- **MATERIAL FOR THE TASK**
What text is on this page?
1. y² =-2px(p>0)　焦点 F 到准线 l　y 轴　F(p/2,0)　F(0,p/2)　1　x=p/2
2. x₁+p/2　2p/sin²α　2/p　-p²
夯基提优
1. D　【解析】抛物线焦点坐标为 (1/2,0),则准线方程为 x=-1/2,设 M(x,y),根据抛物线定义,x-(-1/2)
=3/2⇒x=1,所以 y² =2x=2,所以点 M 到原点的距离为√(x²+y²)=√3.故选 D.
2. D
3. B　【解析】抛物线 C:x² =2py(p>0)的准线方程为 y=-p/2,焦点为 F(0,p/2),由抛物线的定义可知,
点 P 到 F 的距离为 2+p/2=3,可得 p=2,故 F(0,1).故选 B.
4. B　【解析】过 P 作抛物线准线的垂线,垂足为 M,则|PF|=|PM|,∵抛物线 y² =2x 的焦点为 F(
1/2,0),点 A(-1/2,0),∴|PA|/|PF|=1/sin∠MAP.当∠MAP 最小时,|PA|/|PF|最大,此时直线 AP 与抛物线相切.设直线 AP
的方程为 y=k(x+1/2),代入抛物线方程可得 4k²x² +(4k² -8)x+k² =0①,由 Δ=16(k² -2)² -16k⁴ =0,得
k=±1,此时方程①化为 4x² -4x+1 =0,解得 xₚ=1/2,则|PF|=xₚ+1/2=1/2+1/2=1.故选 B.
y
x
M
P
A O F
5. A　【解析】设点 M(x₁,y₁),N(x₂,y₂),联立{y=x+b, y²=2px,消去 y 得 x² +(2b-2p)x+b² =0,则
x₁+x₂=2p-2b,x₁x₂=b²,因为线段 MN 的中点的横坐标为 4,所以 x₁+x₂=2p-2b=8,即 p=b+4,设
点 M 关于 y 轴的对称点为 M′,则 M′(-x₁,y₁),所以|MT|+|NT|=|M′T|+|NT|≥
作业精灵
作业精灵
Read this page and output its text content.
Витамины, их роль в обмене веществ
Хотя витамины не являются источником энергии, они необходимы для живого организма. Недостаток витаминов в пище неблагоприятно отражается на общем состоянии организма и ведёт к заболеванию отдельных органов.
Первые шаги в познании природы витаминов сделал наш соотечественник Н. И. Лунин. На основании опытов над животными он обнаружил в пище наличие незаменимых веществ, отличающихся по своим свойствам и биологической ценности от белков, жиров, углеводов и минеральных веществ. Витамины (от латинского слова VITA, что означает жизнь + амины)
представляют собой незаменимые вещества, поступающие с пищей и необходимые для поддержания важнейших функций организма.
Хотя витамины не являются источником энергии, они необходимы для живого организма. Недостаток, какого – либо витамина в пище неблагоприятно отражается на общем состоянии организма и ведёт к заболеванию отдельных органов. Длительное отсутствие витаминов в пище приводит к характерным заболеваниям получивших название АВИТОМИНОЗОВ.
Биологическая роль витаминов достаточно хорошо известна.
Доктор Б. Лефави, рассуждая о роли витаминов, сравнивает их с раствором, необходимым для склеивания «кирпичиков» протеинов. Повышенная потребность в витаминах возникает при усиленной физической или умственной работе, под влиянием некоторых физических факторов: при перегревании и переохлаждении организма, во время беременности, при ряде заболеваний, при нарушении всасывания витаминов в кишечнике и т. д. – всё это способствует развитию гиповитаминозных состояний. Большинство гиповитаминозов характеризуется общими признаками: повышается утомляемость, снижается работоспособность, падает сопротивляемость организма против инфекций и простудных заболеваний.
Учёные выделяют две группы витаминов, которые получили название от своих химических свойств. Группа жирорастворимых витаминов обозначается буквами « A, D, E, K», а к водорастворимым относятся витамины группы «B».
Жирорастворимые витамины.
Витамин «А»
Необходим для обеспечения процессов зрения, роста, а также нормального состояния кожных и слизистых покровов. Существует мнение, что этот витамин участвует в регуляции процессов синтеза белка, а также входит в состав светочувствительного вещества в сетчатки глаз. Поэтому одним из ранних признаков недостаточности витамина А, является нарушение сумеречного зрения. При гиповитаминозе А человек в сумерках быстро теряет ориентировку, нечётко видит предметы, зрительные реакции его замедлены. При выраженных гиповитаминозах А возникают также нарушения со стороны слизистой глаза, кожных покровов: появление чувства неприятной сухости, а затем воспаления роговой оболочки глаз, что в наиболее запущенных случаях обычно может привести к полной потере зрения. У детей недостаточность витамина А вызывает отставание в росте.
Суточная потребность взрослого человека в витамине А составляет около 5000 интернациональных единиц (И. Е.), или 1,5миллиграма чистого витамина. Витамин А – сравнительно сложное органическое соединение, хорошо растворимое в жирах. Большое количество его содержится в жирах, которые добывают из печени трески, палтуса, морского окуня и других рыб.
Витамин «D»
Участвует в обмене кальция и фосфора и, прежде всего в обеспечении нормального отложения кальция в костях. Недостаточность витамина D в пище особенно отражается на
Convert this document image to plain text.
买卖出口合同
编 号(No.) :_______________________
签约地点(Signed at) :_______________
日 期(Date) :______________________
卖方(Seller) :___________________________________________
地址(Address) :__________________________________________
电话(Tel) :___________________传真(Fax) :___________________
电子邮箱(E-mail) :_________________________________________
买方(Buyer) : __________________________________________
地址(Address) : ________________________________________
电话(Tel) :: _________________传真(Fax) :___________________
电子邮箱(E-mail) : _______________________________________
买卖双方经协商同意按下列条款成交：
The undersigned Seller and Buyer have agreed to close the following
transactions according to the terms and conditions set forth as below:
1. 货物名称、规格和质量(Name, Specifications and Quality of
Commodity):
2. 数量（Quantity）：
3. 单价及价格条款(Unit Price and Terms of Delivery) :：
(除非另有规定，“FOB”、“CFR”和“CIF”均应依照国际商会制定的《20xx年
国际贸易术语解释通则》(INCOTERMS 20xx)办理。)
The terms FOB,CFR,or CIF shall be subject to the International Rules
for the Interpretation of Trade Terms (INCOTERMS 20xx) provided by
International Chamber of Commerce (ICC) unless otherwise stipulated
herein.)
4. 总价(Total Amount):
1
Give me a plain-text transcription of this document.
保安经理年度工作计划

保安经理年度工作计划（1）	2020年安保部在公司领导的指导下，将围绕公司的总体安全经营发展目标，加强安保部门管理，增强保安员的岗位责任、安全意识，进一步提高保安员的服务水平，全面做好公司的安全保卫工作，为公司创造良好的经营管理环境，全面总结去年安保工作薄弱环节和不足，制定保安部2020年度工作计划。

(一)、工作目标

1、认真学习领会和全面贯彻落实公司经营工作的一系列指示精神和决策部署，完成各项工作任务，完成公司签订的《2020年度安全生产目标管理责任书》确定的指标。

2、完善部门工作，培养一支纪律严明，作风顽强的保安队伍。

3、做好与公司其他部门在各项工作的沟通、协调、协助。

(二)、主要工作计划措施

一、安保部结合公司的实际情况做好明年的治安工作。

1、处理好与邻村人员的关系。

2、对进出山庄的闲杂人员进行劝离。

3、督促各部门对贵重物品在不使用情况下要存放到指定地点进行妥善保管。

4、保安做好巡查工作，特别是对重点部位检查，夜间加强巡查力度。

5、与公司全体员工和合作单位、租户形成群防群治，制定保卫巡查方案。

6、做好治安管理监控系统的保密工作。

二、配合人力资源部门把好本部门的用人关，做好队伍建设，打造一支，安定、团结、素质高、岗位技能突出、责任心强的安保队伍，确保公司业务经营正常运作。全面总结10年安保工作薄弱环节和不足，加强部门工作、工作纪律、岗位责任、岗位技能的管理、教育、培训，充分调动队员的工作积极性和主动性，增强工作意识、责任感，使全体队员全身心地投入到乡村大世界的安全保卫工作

- **EXERCISE**
Print the whole listing again, exactly.

- **OUTPUT FOR THIS EXERCISE**
What text is on this page?
1. y² =-2px(p>0)　焦点 F 到准线 l　y 轴　F(p/2,0)　F(0,p/2)　1　x=p/2
2. x₁+p/2　2p/sin²α　2/p　-p²
夯基提优
1. D　【解析】抛物线焦点坐标为 (1/2,0),则准线方程为 x=-1/2,设 M(x,y),根据抛物线定义,x-(-1/2)
=3/2⇒x=1,所以 y² =2x=2,所以点 M 到原点的距离为√(x²+y²)=√3.故选 D.
2. D
3. B　【解析】抛物线 C:x² =2py(p>0)的准线方程为 y=-p/2,焦点为 F(0,p/2),由抛物线的定义可知,
点 P 到 F 的距离为 2+p/2=3,可得 p=2,故 F(0,1).故选 B.
4. B　【解析】过 P 作抛物线准线的垂线,垂足为 M,则|PF|=|PM|,∵抛物线 y² =2x 的焦点为 F(
1/2,0),点 A(-1/2,0),∴|PA|/|PF|=1/sin∠MAP.当∠MAP 最小时,|PA|/|PF|最大,此时直线 AP 与抛物线相切.设直线 AP
的方程为 y=k(x+1/2),代入抛物线方程可得 4k²x² +(4k² -8)x+k² =0①,由 Δ=16(k² -2)² -16k⁴ =0,得
k=±1,此时方程①化为 4x² -4x+1 =0,解得 xₚ=1/2,则|PF|=xₚ+1/2=1/2+1/2=1.故选 B.
y
x
M
P
A O F
5. A　【解析】设点 M(x₁,y₁),N(x₂,y₂),联立{y=x+b, y²=2px,消去 y 得 x² +(2b-2p)x+b² =0,则
x₁+x₂=2p-2b,x₁x₂=b²,因为线段 MN 的中点的横坐标为 4,所以 x₁+x₂=2p-2b=8,即 p=b+4,设
点 M 关于 y 轴的对称点为 M′,则 M′(-x₁,y₁),所以|MT|+|NT|=|M′T|+|NT|≥
作业精灵
作业精灵
Read this page and output its text content.
Витамины, их роль в обмене веществ
Хотя витамины не являются источником энергии, они необходимы для живого организма. Недостаток витаминов в пище неблагоприятно отражается на общем состоянии организма и ведёт к заболеванию отдельных органов.
Первые шаги в познании природы витаминов сделал наш соотечественник Н. И. Лунин. На основании опытов над животными он обнаружил в пище наличие незаменимых веществ, отличающихся по своим свойствам и биологической ценности от белков, жиров, углеводов и минеральных веществ. Витамины (от латинского слова VITA, что означает жизнь + амины)
представляют собой незаменимые вещества, поступающие с пищей и необходимые для поддержания важнейших функций организма.
Хотя витамины не являются источником энергии, они необходимы для живого организма. Недостаток, какого – либо витамина в пище неблагоприятно отражается на общем состоянии организма и ведёт к заболеванию отдельных органов. Длительное отсутствие витаминов в пище приводит к характерным заболеваниям получивших название АВИТОМИНОЗОВ.
Биологическая роль витаминов достаточно хорошо известна.
Доктор Б. Лефави, рассуждая о роли витаминов, сравнивает их с раствором, необходимым для склеивания «кирпичиков» протеинов. Повышенная потребность в витаминах возникает при усиленной физической или умственной работе, под влиянием некоторых физических факторов: при перегревании и переохлаждении организма, во время беременности, при ряде заболеваний, при нарушении всасывания витаминов в кишечнике и т. д. – всё это способствует развитию гиповитаминозных состояний. Большинство гиповитаминозов характеризуется общими признаками: повышается утомляемость, снижается работоспособность, падает сопротивляемость организма против инфекций и простудных заболеваний.
Учёные выделяют две группы витаминов, которые получили название от своих химических свойств. Группа жирорастворимых витаминов обозначается буквами « A, D, E, K», а к водорастворимым относятся витамины группы «B».
Жирорастворимые витамины.
Витамин «А»
Необходим для обеспечения процессов зрения, роста, а также нормального состояния кожных и слизистых покровов. Существует мнение, что этот витамин участвует в регуляции процессов синтеза белка, а также входит в состав светочувствительного вещества в сетчатки глаз. Поэтому одним из ранних признаков недостаточности витамина А, является нарушение сумеречного зрения. При гиповитаминозе А человек в сумерках быстро теряет ориентировку, нечётко видит предметы, зрительные реакции его замедлены. При выраженных гиповитаминозах А возникают также нарушения со стороны слизистой глаза, кожных покровов: появление чувства неприятной сухости, а затем воспаления роговой оболочки глаз, что в наиболее запущенных случаях обычно может привести к полной потере зрения. У детей недостаточность витамина А вызывает отставание в росте.
Суточная потребность взрослого человека в витамине А составляет около 5000 интернациональных единиц (И. Е.), или 1,5миллиграма чистого витамина. Витамин А – сравнительно сложное органическое соединение, хорошо растворимое в жирах. Большое количество его содержится в жирах, которые добывают из печени трески, палтуса, морского окуня и других рыб.
Витамин «D»
Участвует в обмене кальция и фосфора и, прежде всего в обеспечении нормального отложения кальция в костях. Недостаточность витамина D в пище особенно отражается на
Convert this document image to plain text.
买卖出口合同
编 号(No.) :_______________________
签约地点(Signed at) :_______________
日 期(Date) :______________________
卖方(Seller) :___________________________________________
地址(Address) :__________________________________________
电话(Tel) :___________________传真(Fax) :___________________
电子邮箱(E-mail) :_________________________________________
买方(Buyer) : __________________________________________
地址(Address) : ________________________________________
电话(Tel) :: _________________传真(Fax) :___________________
电子邮箱(E-mail) : _______________________________________
买卖双方经协商同意按下列条款成交：
The undersigned Seller and Buyer have agreed to close the following
transactions according to the terms and conditions set forth as below:
1. 货物名称、规格和质量(Name, Specifications and Quality of
Commodity):
2. 数量（Quantity）：
3. 单价及价格条款(Unit Price and Terms of Delivery) :：
(除非另有规定，“FOB”、“CFR”和“CIF”均应依照国际商会制定的《20xx年
国际贸易术语解释通则》(INCOTERMS 20xx)办理。)
The terms FOB,CFR,or CIF shall be subject to the International Rules
for the Interpretation of Trade Terms (INCOTERMS 20xx) provided by
International Chamber of Commerce (ICC) unless otherwise stipulated
herein.)
4. 总价(Total Amount):
1
Give me a plain-text transcription of this document.
保安经理年度工作计划

保安经理年度工作计划（1）	2020年安保部在公司领导的指导下，将围绕公司的总体安全经营发展目标，加强安保部门管理，增强保安员的岗位责任、安全意识，进一步提高保安员的服务水平，全面做好公司的安全保卫工作，为公司创造良好的经营管理环境，全面总结去年安保工作薄弱环节和不足，制定保安部2020年度工作计划。

(一)、工作目标

1、认真学习领会和全面贯彻落实公司经营工作的一系列指示精神和决策部署，完成各项工作任务，完成公司签订的《2020年度安全生产目标管理责任书》确定的指标。

2、完善部门工作，培养一支纪律严明，作风顽强的保安队伍。

3、做好与公司其他部门在各项工作的沟通、协调、协助。

(二)、主要工作计划措施

一、安保部结合公司的实际情况做好明年的治安工作。

1、处理好与邻村人员的关系。

2、对进出山庄的闲杂人员进行劝离。

3、督促各部门对贵重物品在不使用情况下要存放到指定地点进行妥善保管。

4、保安做好巡查工作，特别是对重点部位检查，夜间加强巡查力度。

5、与公司全体员工和合作单位、租户形成群防群治，制定保卫巡查方案。

6、做好治安管理监控系统的保密工作。

二、配合人力资源部门把好本部门的用人关，做好队伍建设，打造一支，安定、团结、素质高、岗位技能突出、责任心强的安保队伍，确保公司业务经营正常运作。全面总结10年安保工作薄弱环节和不足，加强部门工作、工作纪律、岗位责任、岗位技能的管理、教育、培训，充分调动队员的工作积极性和主动性，增强工作意识、责任感，使全体队员全身心地投入到乡村大世界的安全保卫工作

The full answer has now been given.